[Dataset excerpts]

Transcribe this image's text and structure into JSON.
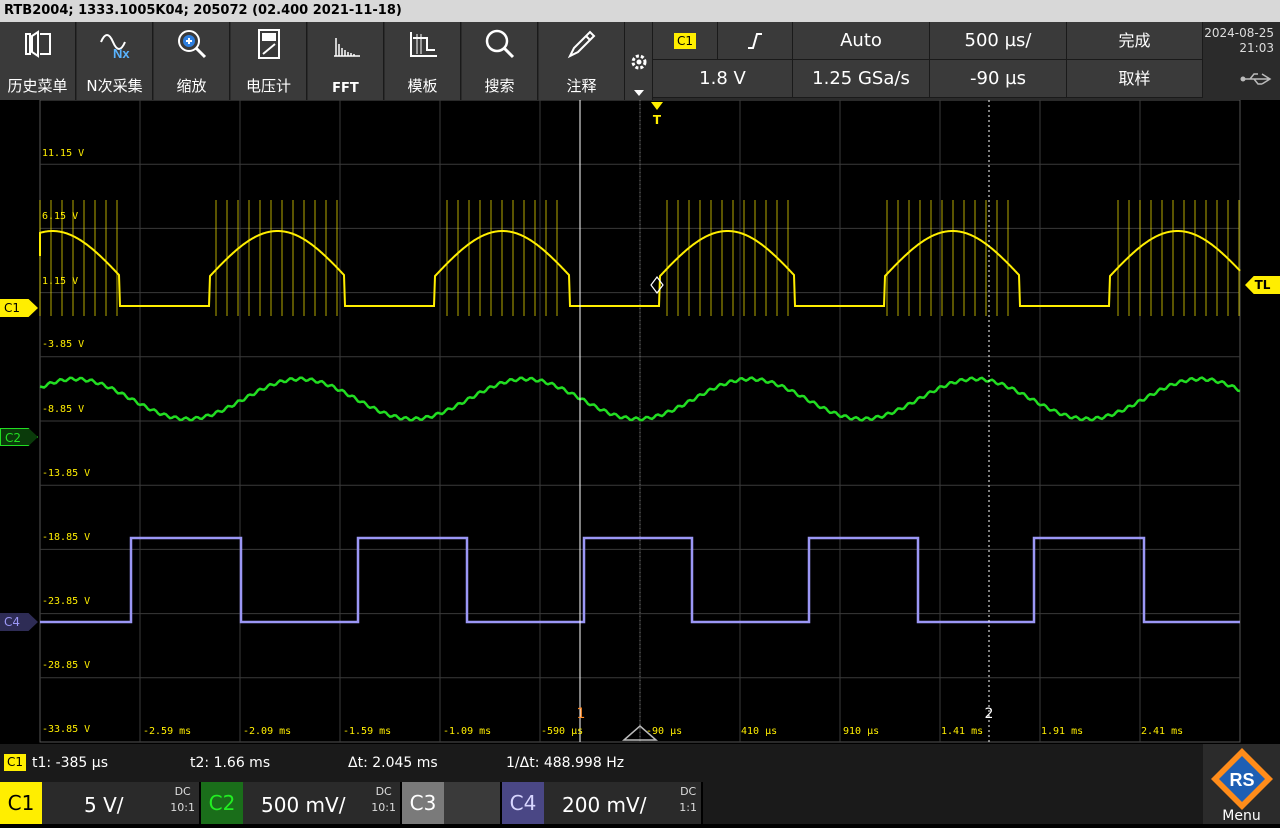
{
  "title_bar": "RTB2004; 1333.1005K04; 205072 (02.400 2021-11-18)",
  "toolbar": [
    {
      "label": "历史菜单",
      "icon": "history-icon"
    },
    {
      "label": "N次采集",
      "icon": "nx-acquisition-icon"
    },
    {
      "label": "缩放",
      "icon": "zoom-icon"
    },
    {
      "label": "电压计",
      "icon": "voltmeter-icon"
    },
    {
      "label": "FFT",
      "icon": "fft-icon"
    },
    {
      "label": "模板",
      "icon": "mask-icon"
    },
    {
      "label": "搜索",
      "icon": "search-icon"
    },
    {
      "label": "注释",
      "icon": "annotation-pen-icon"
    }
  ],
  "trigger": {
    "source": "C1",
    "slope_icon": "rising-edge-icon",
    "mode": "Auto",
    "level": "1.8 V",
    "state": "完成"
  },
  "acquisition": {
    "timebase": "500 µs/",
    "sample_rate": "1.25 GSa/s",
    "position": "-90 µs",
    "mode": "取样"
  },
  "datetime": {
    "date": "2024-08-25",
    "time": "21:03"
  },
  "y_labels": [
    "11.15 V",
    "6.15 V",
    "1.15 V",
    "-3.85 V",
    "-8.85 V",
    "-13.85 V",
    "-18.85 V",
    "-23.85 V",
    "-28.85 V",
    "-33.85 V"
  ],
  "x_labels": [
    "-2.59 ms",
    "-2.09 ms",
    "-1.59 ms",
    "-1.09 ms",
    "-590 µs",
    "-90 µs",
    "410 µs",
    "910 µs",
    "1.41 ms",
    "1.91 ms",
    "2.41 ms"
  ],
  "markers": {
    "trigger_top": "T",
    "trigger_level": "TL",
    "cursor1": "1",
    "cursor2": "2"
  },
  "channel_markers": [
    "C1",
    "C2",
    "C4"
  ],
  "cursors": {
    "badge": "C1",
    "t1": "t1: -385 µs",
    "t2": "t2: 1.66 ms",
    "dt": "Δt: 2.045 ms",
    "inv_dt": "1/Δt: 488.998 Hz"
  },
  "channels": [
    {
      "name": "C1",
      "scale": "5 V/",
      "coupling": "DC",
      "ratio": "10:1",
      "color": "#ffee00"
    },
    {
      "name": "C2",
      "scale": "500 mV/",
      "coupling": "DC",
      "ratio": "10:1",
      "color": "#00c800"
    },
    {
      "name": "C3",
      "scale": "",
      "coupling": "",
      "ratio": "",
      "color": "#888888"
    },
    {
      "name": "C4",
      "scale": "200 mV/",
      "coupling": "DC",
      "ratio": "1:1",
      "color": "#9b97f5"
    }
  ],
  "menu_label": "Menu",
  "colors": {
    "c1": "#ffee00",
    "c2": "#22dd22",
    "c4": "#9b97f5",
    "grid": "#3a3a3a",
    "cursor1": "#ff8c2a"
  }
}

**GIVEN PROBLEM:** Search the listing for the word "acquisition". Copy every line in which it occurs.

**SOLVED PROBLEM:**
      "icon": "nx-acquisition-icon"
  "acquisition": {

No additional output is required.